The exercise — Could you repeat the records below exactly, leaving out any pictures?
____ Supplied data
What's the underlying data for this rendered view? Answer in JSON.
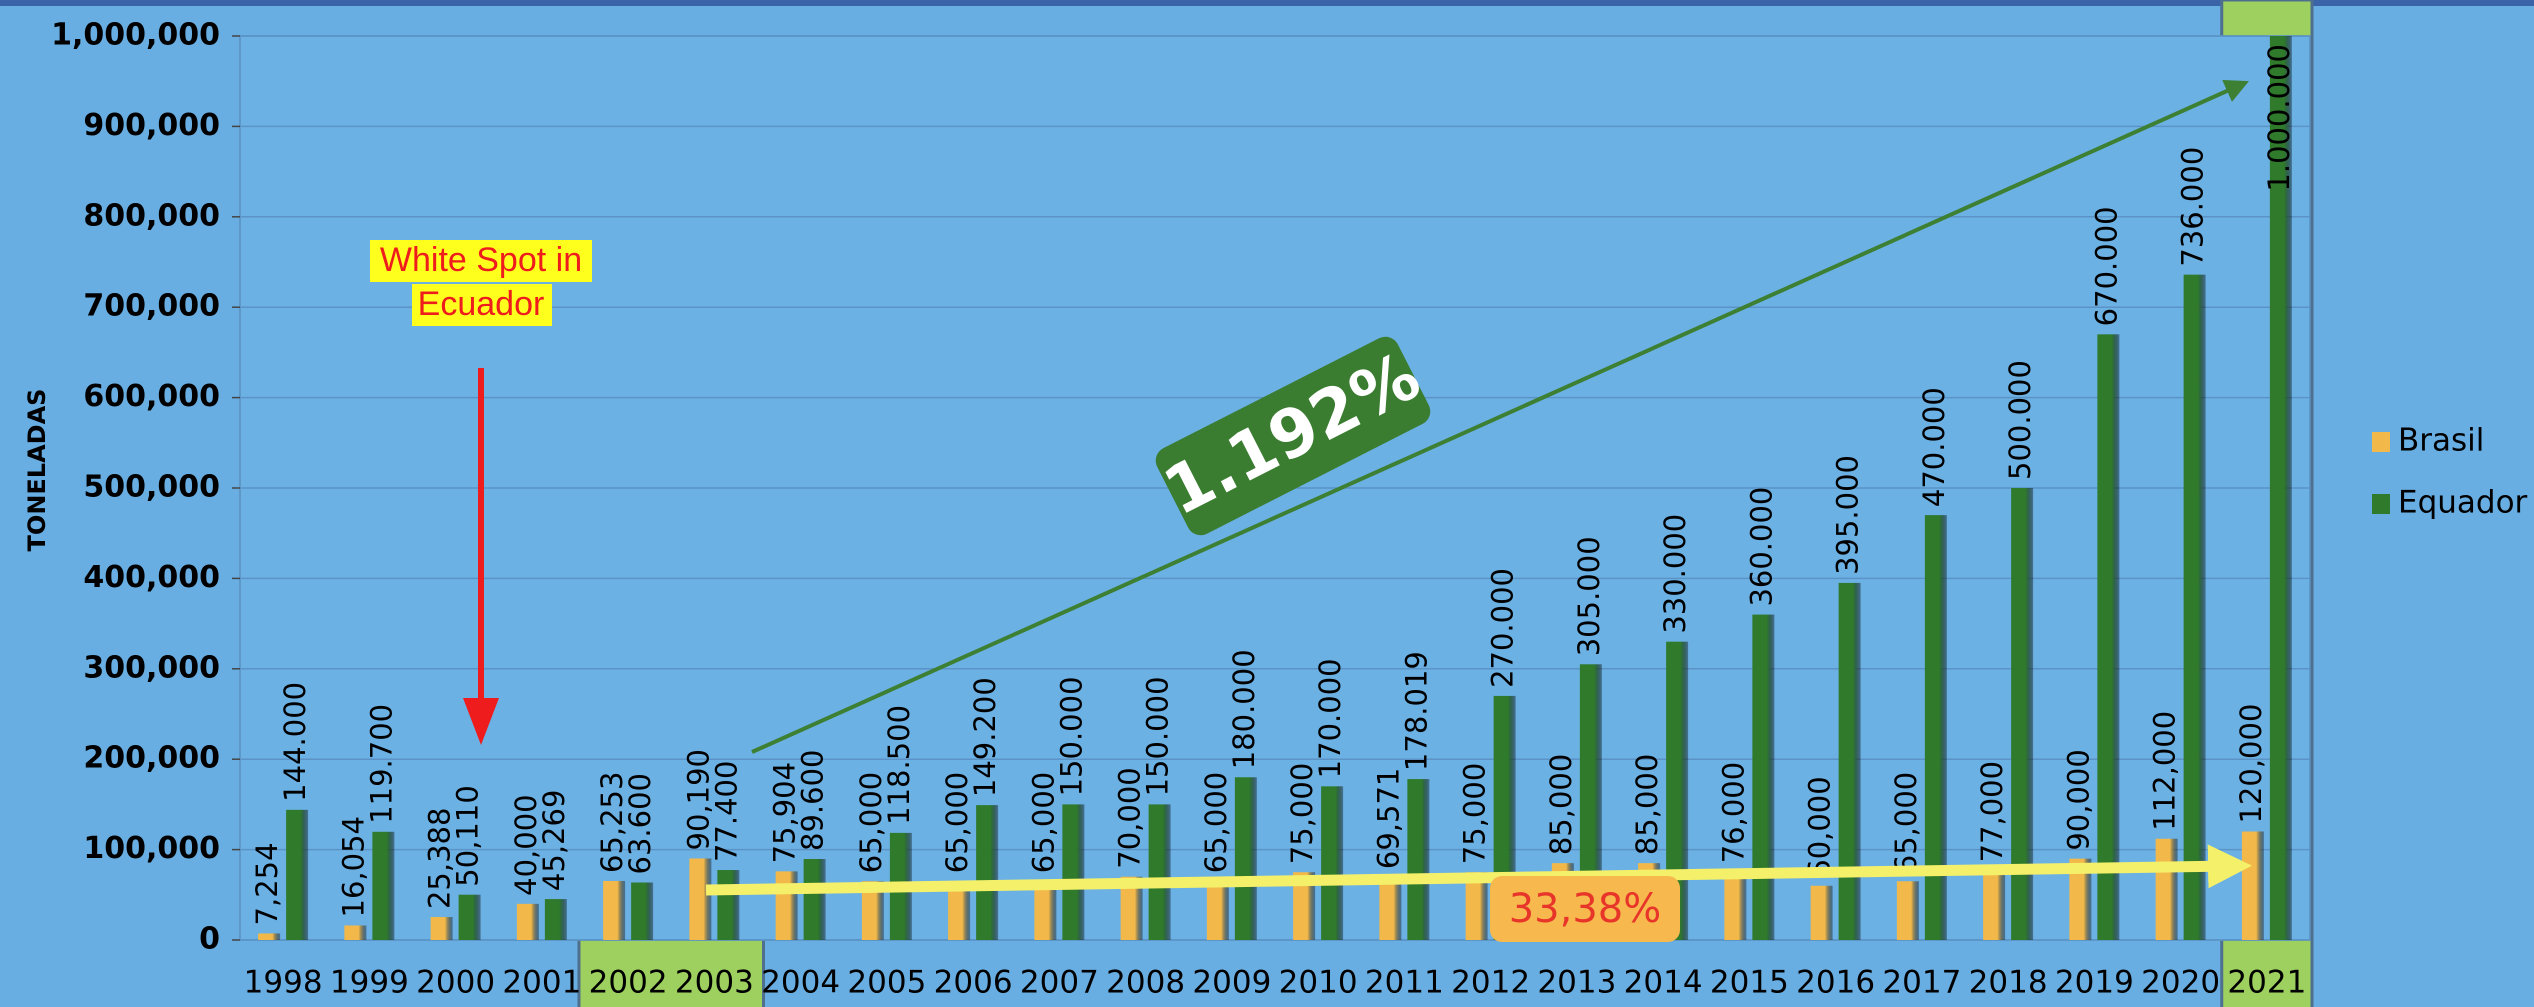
{
  "chart_data": {
    "type": "bar",
    "y_axis_label": "TONELADAS",
    "categories": [
      "1998",
      "1999",
      "2000",
      "2001",
      "2002",
      "2003",
      "2004",
      "2005",
      "2006",
      "2007",
      "2008",
      "2009",
      "2010",
      "2011",
      "2012",
      "2013",
      "2014",
      "2015",
      "2016",
      "2017",
      "2018",
      "2019",
      "2020",
      "2021"
    ],
    "series": [
      {
        "name": "Brasil",
        "color": "#f2b94a",
        "values": [
          7254,
          16054,
          25388,
          40000,
          65253,
          90190,
          75904,
          65000,
          65000,
          65000,
          70000,
          65000,
          75000,
          69571,
          75000,
          85000,
          85000,
          76000,
          60000,
          65000,
          77000,
          90000,
          112000,
          120000
        ],
        "value_labels": [
          "7,254",
          "16,054",
          "25,388",
          "40,000",
          "65,253",
          "90,190",
          "75,904",
          "65,000",
          "65,000",
          "65,000",
          "70,000",
          "65,000",
          "75,000",
          "69,571",
          "75,000",
          "85,000",
          "85,000",
          "76,000",
          "60,000",
          "65,000",
          "77,000",
          "90,000",
          "112,000",
          "120,000"
        ]
      },
      {
        "name": "Equador",
        "color": "#2f7a2b",
        "values": [
          144000,
          119700,
          50110,
          45269,
          63600,
          77400,
          89600,
          118500,
          149200,
          150000,
          150000,
          180000,
          170000,
          178019,
          270000,
          305000,
          330000,
          360000,
          395000,
          470000,
          500000,
          670000,
          736000,
          1000000
        ],
        "value_labels": [
          "144.000",
          "119.700",
          "50,110",
          "45,269",
          "63.600",
          "77.400",
          "89.600",
          "118.500",
          "149.200",
          "150.000",
          "150.000",
          "180.000",
          "170.000",
          "178.019",
          "270.000",
          "305.000",
          "330.000",
          "360.000",
          "395.000",
          "470.000",
          "500.000",
          "670.000",
          "736.000",
          "1.000.000"
        ]
      }
    ],
    "ylim": [
      0,
      1000000
    ],
    "yticks": [
      0,
      {
        "value": 100000,
        "label": "100,000"
      },
      {
        "value": 200000,
        "label": "200,000"
      },
      {
        "value": 300000,
        "label": "300,000"
      },
      {
        "value": 400000,
        "label": "400,000"
      },
      {
        "value": 500000,
        "label": "500,000"
      },
      {
        "value": 600000,
        "label": "600,000"
      },
      {
        "value": 700000,
        "label": "700,000"
      },
      {
        "value": 800000,
        "label": "800,000"
      },
      {
        "value": 900000,
        "label": "900,000"
      },
      {
        "value": 1000000,
        "label": "1,000,000"
      }
    ],
    "grid": true,
    "legend": "right",
    "annotations": [
      {
        "lines": [
          "White Spot in",
          "Ecuador"
        ]
      },
      {
        "lines": [
          "1.192%"
        ]
      },
      {
        "lines": [
          "33,38%"
        ]
      }
    ]
  }
}
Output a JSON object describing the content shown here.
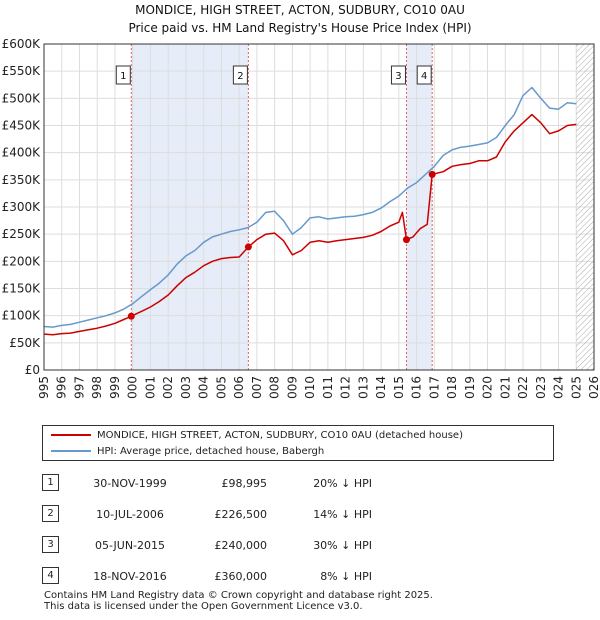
________
Response —
What's the underlying data for this rendered view? Answer in JSON.
{
  "chart_data": {
    "type": "bar",
    "y_axis_label": "TONELADAS",
    "categories": [
      "1998",
      "1999",
      "2000",
      "2001",
      "2002",
      "2003",
      "2004",
      "2005",
      "2006",
      "2007",
      "2008",
      "2009",
      "2010",
      "2011",
      "2012",
      "2013",
      "2014",
      "2015",
      "2016",
      "2017",
      "2018",
      "2019",
      "2020",
      "2021"
    ],
    "series": [
      {
        "name": "Brasil",
        "color": "#f2b94a",
        "values": [
          7254,
          16054,
          25388,
          40000,
          65253,
          90190,
          75904,
          65000,
          65000,
          65000,
          70000,
          65000,
          75000,
          69571,
          75000,
          85000,
          85000,
          76000,
          60000,
          65000,
          77000,
          90000,
          112000,
          120000
        ],
        "value_labels": [
          "7,254",
          "16,054",
          "25,388",
          "40,000",
          "65,253",
          "90,190",
          "75,904",
          "65,000",
          "65,000",
          "65,000",
          "70,000",
          "65,000",
          "75,000",
          "69,571",
          "75,000",
          "85,000",
          "85,000",
          "76,000",
          "60,000",
          "65,000",
          "77,000",
          "90,000",
          "112,000",
          "120,000"
        ]
      },
      {
        "name": "Equador",
        "color": "#2f7a2b",
        "values": [
          144000,
          119700,
          50110,
          45269,
          63600,
          77400,
          89600,
          118500,
          149200,
          150000,
          150000,
          180000,
          170000,
          178019,
          270000,
          305000,
          330000,
          360000,
          395000,
          470000,
          500000,
          670000,
          736000,
          1000000
        ],
        "value_labels": [
          "144.000",
          "119.700",
          "50,110",
          "45,269",
          "63.600",
          "77.400",
          "89.600",
          "118.500",
          "149.200",
          "150.000",
          "150.000",
          "180.000",
          "170.000",
          "178.019",
          "270.000",
          "305.000",
          "330.000",
          "360.000",
          "395.000",
          "470.000",
          "500.000",
          "670.000",
          "736.000",
          "1.000.000"
        ]
      }
    ],
    "ylim": [
      0,
      1000000
    ],
    "yticks": [
      0,
      {
        "value": 100000,
        "label": "100,000"
      },
      {
        "value": 200000,
        "label": "200,000"
      },
      {
        "value": 300000,
        "label": "300,000"
      },
      {
        "value": 400000,
        "label": "400,000"
      },
      {
        "value": 500000,
        "label": "500,000"
      },
      {
        "value": 600000,
        "label": "600,000"
      },
      {
        "value": 700000,
        "label": "700,000"
      },
      {
        "value": 800000,
        "label": "800,000"
      },
      {
        "value": 900000,
        "label": "900,000"
      },
      {
        "value": 1000000,
        "label": "1,000,000"
      }
    ],
    "grid": true,
    "legend": "right",
    "annotations": [
      {
        "lines": [
          "White Spot in",
          "Ecuador"
        ]
      },
      {
        "lines": [
          "1.192%"
        ]
      },
      {
        "lines": [
          "33,38%"
        ]
      }
    ]
  }
}
Output a JSON object describing the content shown here.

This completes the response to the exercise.